WHAT YOU HAVE TO DO: Take the entries below and reproduce them word for word.

━━━ SUPPLIED RECORDS

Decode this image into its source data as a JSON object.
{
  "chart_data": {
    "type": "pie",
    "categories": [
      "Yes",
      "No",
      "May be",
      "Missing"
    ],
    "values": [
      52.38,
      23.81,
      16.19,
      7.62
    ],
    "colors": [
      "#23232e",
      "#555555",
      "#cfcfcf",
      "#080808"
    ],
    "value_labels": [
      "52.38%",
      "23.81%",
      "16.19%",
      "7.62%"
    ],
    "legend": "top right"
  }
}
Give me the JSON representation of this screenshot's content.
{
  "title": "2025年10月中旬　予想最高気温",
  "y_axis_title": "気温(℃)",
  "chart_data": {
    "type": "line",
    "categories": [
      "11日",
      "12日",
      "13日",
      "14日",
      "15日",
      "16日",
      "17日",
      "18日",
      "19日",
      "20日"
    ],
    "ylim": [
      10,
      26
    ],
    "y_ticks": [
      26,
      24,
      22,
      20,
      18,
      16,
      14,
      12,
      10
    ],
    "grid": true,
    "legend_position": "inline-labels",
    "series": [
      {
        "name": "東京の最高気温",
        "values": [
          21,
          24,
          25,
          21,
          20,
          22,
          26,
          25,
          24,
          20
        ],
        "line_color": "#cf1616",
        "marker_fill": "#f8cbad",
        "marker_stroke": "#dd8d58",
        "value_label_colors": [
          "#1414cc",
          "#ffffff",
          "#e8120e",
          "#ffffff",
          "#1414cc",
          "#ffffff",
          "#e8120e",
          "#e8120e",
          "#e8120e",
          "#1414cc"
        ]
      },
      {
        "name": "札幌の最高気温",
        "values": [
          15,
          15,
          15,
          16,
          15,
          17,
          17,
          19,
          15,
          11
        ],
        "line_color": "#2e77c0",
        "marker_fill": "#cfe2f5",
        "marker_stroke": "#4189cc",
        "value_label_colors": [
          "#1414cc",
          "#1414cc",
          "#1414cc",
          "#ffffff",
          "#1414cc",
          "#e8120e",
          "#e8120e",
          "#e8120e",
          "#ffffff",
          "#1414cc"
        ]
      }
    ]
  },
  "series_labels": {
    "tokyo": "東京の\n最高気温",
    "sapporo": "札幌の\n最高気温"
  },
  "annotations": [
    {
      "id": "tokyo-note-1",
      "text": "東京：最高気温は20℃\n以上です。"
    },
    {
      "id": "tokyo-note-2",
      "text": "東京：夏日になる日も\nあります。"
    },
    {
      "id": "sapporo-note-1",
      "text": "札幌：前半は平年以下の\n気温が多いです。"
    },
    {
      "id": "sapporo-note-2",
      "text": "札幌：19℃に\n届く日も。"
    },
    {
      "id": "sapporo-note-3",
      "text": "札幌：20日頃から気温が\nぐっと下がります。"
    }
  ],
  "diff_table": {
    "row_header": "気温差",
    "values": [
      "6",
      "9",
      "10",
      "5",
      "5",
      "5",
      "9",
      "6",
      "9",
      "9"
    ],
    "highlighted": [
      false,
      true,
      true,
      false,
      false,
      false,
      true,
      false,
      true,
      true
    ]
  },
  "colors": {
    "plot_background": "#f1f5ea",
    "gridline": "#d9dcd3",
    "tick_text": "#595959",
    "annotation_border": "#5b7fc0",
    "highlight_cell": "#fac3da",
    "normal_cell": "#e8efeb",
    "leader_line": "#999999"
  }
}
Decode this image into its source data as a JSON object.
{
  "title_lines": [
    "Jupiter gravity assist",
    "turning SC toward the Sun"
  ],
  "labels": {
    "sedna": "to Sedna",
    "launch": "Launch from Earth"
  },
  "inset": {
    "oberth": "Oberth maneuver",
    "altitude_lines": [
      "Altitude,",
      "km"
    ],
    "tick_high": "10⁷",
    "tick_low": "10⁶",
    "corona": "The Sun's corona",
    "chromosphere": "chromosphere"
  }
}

━━━━━━

EXERCISE SOLUTION:
Decode this image into its source data as a JSON object.
{
  "chart_data": {
    "type": "pie",
    "categories": [
      "Yes",
      "No",
      "May be",
      "Missing"
    ],
    "values": [
      52.38,
      23.81,
      16.19,
      7.62
    ],
    "colors": [
      "#23232e",
      "#555555",
      "#cfcfcf",
      "#080808"
    ],
    "value_labels": [
      "52.38%",
      "23.81%",
      "16.19%",
      "7.62%"
    ],
    "legend": "top right"
  }
}
Give me the JSON representation of this screenshot's content.
{
  "title": "2025年10月中旬　予想最高気温",
  "y_axis_title": "気温(℃)",
  "chart_data": {
    "type": "line",
    "categories": [
      "11日",
      "12日",
      "13日",
      "14日",
      "15日",
      "16日",
      "17日",
      "18日",
      "19日",
      "20日"
    ],
    "ylim": [
      10,
      26
    ],
    "y_ticks": [
      26,
      24,
      22,
      20,
      18,
      16,
      14,
      12,
      10
    ],
    "grid": true,
    "legend_position": "inline-labels",
    "series": [
      {
        "name": "東京の最高気温",
        "values": [
          21,
          24,
          25,
          21,
          20,
          22,
          26,
          25,
          24,
          20
        ],
        "line_color": "#cf1616",
        "marker_fill": "#f8cbad",
        "marker_stroke": "#dd8d58",
        "value_label_colors": [
          "#1414cc",
          "#ffffff",
          "#e8120e",
          "#ffffff",
          "#1414cc",
          "#ffffff",
          "#e8120e",
          "#e8120e",
          "#e8120e",
          "#1414cc"
        ]
      },
      {
        "name": "札幌の最高気温",
        "values": [
          15,
          15,
          15,
          16,
          15,
          17,
          17,
          19,
          15,
          11
        ],
        "line_color": "#2e77c0",
        "marker_fill": "#cfe2f5",
        "marker_stroke": "#4189cc",
        "value_label_colors": [
          "#1414cc",
          "#1414cc",
          "#1414cc",
          "#ffffff",
          "#1414cc",
          "#e8120e",
          "#e8120e",
          "#e8120e",
          "#ffffff",
          "#1414cc"
        ]
      }
    ]
  },
  "series_labels": {
    "tokyo": "東京の\n最高気温",
    "sapporo": "札幌の\n最高気温"
  },
  "annotations": [
    {
      "id": "tokyo-note-1",
      "text": "東京：最高気温は20℃\n以上です。"
    },
    {
      "id": "tokyo-note-2",
      "text": "東京：夏日になる日も\nあります。"
    },
    {
      "id": "sapporo-note-1",
      "text": "札幌：前半は平年以下の\n気温が多いです。"
    },
    {
      "id": "sapporo-note-2",
      "text": "札幌：19℃に\n届く日も。"
    },
    {
      "id": "sapporo-note-3",
      "text": "札幌：20日頃から気温が\nぐっと下がります。"
    }
  ],
  "diff_table": {
    "row_header": "気温差",
    "values": [
      "6",
      "9",
      "10",
      "5",
      "5",
      "5",
      "9",
      "6",
      "9",
      "9"
    ],
    "highlighted": [
      false,
      true,
      true,
      false,
      false,
      false,
      true,
      false,
      true,
      true
    ]
  },
  "colors": {
    "plot_background": "#f1f5ea",
    "gridline": "#d9dcd3",
    "tick_text": "#595959",
    "annotation_border": "#5b7fc0",
    "highlight_cell": "#fac3da",
    "normal_cell": "#e8efeb",
    "leader_line": "#999999"
  }
}
Decode this image into its source data as a JSON object.
{
  "title_lines": [
    "Jupiter gravity assist",
    "turning SC toward the Sun"
  ],
  "labels": {
    "sedna": "to Sedna",
    "launch": "Launch from Earth"
  },
  "inset": {
    "oberth": "Oberth maneuver",
    "altitude_lines": [
      "Altitude,",
      "km"
    ],
    "tick_high": "10⁷",
    "tick_low": "10⁶",
    "corona": "The Sun's corona",
    "chromosphere": "chromosphere"
  }
}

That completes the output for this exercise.